# Set problem
Scan the data below. Pull out each line where "Kwan" occurs.

[Begin Input rows]

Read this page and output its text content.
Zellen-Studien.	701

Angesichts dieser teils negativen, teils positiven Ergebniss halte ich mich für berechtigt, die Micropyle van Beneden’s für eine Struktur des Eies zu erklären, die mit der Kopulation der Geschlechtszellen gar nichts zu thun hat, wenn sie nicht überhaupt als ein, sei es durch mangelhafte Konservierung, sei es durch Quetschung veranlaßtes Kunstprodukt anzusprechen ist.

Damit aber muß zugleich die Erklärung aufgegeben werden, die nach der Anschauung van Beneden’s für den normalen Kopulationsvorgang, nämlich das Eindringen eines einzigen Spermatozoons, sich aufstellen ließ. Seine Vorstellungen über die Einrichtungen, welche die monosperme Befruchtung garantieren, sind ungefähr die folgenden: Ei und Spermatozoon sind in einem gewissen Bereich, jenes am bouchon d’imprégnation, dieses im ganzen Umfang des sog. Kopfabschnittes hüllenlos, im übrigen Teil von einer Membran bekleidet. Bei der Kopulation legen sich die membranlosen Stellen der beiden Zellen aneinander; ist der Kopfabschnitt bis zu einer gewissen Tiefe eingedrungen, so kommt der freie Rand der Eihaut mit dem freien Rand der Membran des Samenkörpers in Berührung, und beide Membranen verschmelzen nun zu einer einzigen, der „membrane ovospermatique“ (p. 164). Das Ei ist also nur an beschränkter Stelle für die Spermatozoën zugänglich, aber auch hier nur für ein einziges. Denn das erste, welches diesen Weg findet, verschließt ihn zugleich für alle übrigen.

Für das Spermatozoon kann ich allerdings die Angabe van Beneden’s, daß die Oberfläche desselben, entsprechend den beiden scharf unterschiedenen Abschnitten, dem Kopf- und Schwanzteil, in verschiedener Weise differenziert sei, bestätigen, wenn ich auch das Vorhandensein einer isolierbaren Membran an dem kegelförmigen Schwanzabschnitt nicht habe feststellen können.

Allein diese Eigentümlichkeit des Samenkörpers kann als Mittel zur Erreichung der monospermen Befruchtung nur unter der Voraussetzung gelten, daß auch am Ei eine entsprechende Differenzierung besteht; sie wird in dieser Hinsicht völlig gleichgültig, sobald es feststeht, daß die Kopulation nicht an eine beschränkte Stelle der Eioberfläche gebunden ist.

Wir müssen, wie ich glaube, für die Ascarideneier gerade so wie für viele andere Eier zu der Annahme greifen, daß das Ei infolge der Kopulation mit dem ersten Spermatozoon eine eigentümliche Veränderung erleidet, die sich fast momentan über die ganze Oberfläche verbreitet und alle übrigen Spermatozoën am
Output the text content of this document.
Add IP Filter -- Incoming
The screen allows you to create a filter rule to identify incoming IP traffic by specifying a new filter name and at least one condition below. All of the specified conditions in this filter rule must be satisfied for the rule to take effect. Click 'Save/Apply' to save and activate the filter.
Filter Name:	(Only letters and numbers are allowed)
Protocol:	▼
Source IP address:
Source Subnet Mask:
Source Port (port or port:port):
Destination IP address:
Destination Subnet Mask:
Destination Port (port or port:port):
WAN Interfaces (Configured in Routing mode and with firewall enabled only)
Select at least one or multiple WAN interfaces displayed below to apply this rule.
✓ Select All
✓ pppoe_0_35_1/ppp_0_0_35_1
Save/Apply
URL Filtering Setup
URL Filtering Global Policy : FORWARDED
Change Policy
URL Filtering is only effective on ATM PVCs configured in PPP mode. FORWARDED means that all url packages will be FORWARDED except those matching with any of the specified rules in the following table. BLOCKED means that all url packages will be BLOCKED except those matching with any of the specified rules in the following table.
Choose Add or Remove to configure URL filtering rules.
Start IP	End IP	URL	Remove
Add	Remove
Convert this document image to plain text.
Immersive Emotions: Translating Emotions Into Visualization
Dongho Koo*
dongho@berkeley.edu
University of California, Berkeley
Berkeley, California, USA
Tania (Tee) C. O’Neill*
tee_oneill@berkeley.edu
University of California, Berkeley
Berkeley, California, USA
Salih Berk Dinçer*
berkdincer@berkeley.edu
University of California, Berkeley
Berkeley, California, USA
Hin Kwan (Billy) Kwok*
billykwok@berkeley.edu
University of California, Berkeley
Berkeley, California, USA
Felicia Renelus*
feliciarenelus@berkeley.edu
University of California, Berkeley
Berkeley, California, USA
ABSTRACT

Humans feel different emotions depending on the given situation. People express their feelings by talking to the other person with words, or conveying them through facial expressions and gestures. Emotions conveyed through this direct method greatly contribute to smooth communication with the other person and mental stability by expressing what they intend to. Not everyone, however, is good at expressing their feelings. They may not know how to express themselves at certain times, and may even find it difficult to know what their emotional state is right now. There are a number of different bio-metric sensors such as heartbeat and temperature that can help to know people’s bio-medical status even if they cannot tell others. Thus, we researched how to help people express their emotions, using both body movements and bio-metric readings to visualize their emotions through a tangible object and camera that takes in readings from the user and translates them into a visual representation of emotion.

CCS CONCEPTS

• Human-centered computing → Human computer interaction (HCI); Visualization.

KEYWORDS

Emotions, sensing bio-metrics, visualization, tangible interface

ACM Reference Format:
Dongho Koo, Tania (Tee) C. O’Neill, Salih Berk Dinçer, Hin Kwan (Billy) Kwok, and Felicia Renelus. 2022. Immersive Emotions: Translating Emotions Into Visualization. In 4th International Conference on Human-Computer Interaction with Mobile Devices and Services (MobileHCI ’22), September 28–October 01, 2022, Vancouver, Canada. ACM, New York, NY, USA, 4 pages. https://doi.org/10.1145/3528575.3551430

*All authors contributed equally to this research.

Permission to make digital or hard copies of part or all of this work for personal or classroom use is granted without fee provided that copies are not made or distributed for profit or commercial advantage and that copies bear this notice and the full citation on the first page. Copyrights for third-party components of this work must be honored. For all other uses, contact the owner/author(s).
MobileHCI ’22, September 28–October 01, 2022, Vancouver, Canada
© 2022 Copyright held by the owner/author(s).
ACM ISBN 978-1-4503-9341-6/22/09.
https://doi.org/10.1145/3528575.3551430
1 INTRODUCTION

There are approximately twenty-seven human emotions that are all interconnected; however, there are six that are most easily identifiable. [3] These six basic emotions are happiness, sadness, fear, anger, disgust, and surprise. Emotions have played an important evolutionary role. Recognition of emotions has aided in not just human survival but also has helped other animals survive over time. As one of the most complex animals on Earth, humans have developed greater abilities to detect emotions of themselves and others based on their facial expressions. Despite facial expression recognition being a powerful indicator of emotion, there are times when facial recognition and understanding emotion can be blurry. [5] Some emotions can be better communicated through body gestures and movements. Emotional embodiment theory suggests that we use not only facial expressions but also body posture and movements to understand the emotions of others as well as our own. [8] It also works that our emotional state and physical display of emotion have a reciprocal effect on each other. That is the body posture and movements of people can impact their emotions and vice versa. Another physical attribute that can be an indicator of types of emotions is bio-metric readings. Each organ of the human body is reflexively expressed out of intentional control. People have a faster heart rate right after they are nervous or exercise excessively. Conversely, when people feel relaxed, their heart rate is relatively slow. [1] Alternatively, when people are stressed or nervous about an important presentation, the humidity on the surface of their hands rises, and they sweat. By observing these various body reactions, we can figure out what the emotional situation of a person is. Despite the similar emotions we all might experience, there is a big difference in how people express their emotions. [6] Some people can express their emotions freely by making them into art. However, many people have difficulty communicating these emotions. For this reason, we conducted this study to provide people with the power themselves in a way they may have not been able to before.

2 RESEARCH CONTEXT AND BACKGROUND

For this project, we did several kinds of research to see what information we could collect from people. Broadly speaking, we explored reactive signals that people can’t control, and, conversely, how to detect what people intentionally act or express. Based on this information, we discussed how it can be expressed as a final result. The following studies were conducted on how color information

[End Input rows]

# Exercise response
Hin Kwan (Billy) Kwok*
Dongho Koo, Tania (Tee) C. O’Neill, Salih Berk Dinçer, Hin Kwan (Billy) Kwok, and Felicia Renelus. 2022. Immersive Emotions: Translating Emotions Into Visualization. In 4th International Conference on Human-Computer Interaction with Mobile Devices and Services (MobileHCI ’22), September 28–October 01, 2022, Vancouver, Canada. ACM, New York, NY, USA, 4 pages. https://doi.org/10.1145/3528575.3551430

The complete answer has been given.